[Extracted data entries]
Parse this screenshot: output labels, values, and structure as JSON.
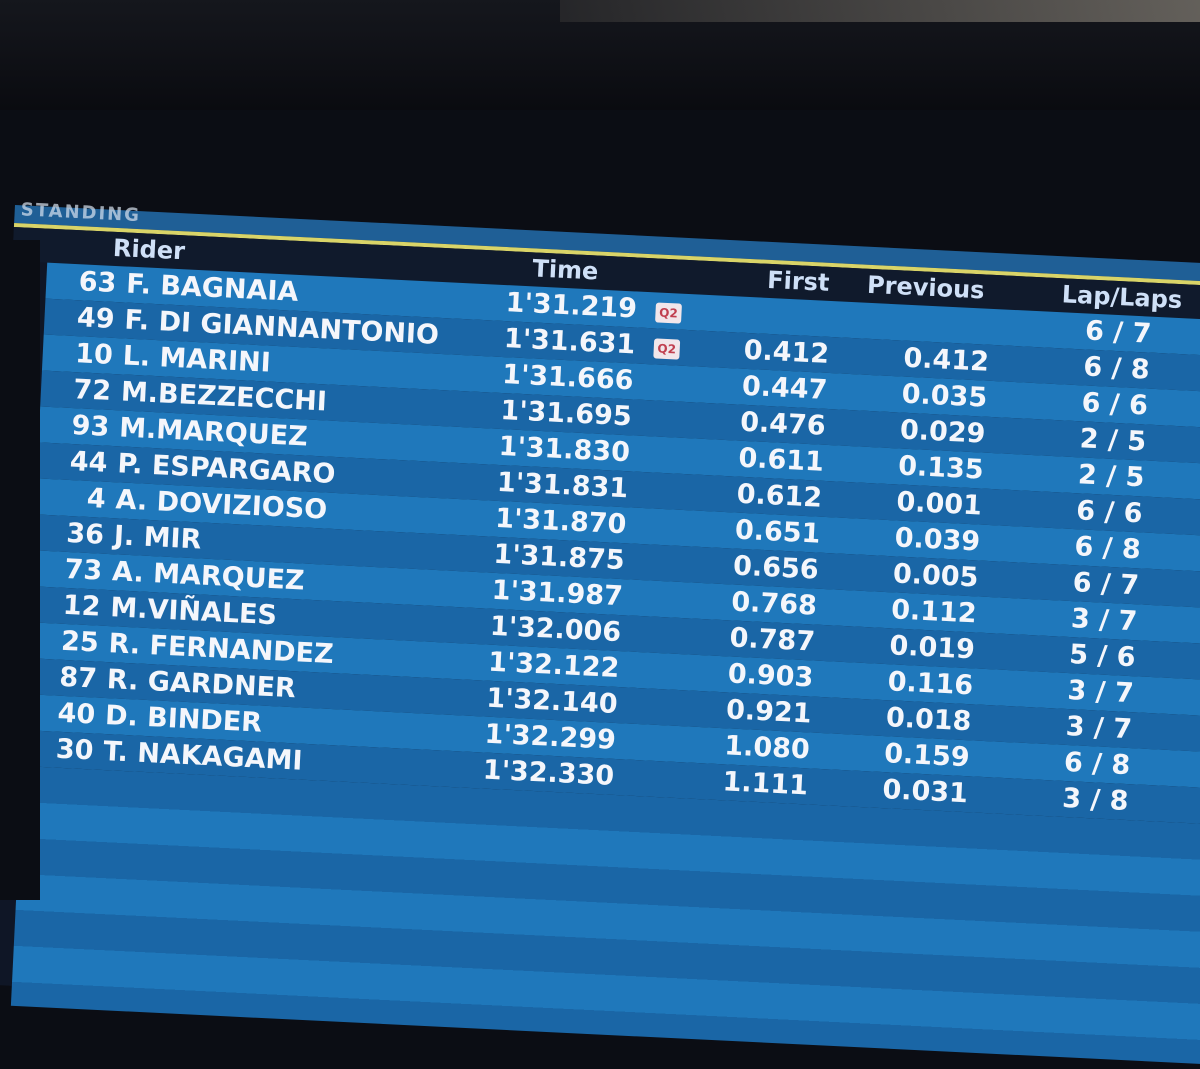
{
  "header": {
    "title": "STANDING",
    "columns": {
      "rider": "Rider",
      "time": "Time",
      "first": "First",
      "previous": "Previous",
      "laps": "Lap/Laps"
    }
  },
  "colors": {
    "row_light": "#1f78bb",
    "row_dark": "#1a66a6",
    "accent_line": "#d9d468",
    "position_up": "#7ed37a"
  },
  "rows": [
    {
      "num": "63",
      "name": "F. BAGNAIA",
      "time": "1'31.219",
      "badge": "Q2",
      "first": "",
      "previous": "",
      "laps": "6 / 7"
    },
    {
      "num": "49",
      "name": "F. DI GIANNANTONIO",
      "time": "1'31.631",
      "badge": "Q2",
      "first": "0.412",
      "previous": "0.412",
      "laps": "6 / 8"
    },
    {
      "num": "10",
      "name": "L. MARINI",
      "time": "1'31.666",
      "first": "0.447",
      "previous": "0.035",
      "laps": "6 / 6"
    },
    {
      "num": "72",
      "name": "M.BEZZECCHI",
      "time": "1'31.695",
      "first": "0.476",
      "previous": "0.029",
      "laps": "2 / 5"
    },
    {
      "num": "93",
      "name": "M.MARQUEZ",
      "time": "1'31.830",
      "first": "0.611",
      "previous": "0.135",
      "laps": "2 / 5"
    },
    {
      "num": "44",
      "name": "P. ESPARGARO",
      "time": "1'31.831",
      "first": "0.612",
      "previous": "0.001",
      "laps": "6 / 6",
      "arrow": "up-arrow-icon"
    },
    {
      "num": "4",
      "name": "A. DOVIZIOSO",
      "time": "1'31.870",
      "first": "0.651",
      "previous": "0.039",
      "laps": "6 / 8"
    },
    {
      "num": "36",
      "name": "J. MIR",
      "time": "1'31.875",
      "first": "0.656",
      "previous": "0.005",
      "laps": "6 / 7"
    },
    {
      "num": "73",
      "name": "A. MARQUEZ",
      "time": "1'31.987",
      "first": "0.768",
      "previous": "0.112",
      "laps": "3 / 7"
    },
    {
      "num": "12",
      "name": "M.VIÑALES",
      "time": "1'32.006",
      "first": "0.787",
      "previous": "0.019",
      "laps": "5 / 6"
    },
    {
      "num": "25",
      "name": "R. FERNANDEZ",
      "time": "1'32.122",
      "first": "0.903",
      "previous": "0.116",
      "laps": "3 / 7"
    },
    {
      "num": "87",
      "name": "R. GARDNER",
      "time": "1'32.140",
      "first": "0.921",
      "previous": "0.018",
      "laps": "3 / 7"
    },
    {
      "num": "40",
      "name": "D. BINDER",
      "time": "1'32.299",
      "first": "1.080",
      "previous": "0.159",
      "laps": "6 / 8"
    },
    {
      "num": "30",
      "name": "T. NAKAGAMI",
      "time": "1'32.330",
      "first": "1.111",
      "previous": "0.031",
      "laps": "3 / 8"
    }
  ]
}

- [Task goal] Pictures stay out of the copy; please restate every record above exactly.

- [Exercise solution]
Parse this screenshot: output labels, values, and structure as JSON.
{
  "header": {
    "title": "STANDING",
    "columns": {
      "rider": "Rider",
      "time": "Time",
      "first": "First",
      "previous": "Previous",
      "laps": "Lap/Laps"
    }
  },
  "colors": {
    "row_light": "#1f78bb",
    "row_dark": "#1a66a6",
    "accent_line": "#d9d468",
    "position_up": "#7ed37a"
  },
  "rows": [
    {
      "num": "63",
      "name": "F. BAGNAIA",
      "time": "1'31.219",
      "badge": "Q2",
      "first": "",
      "previous": "",
      "laps": "6 / 7"
    },
    {
      "num": "49",
      "name": "F. DI GIANNANTONIO",
      "time": "1'31.631",
      "badge": "Q2",
      "first": "0.412",
      "previous": "0.412",
      "laps": "6 / 8"
    },
    {
      "num": "10",
      "name": "L. MARINI",
      "time": "1'31.666",
      "first": "0.447",
      "previous": "0.035",
      "laps": "6 / 6"
    },
    {
      "num": "72",
      "name": "M.BEZZECCHI",
      "time": "1'31.695",
      "first": "0.476",
      "previous": "0.029",
      "laps": "2 / 5"
    },
    {
      "num": "93",
      "name": "M.MARQUEZ",
      "time": "1'31.830",
      "first": "0.611",
      "previous": "0.135",
      "laps": "2 / 5"
    },
    {
      "num": "44",
      "name": "P. ESPARGARO",
      "time": "1'31.831",
      "first": "0.612",
      "previous": "0.001",
      "laps": "6 / 6",
      "arrow": "up-arrow-icon"
    },
    {
      "num": "4",
      "name": "A. DOVIZIOSO",
      "time": "1'31.870",
      "first": "0.651",
      "previous": "0.039",
      "laps": "6 / 8"
    },
    {
      "num": "36",
      "name": "J. MIR",
      "time": "1'31.875",
      "first": "0.656",
      "previous": "0.005",
      "laps": "6 / 7"
    },
    {
      "num": "73",
      "name": "A. MARQUEZ",
      "time": "1'31.987",
      "first": "0.768",
      "previous": "0.112",
      "laps": "3 / 7"
    },
    {
      "num": "12",
      "name": "M.VIÑALES",
      "time": "1'32.006",
      "first": "0.787",
      "previous": "0.019",
      "laps": "5 / 6"
    },
    {
      "num": "25",
      "name": "R. FERNANDEZ",
      "time": "1'32.122",
      "first": "0.903",
      "previous": "0.116",
      "laps": "3 / 7"
    },
    {
      "num": "87",
      "name": "R. GARDNER",
      "time": "1'32.140",
      "first": "0.921",
      "previous": "0.018",
      "laps": "3 / 7"
    },
    {
      "num": "40",
      "name": "D. BINDER",
      "time": "1'32.299",
      "first": "1.080",
      "previous": "0.159",
      "laps": "6 / 8"
    },
    {
      "num": "30",
      "name": "T. NAKAGAMI",
      "time": "1'32.330",
      "first": "1.111",
      "previous": "0.031",
      "laps": "3 / 8"
    }
  ]
}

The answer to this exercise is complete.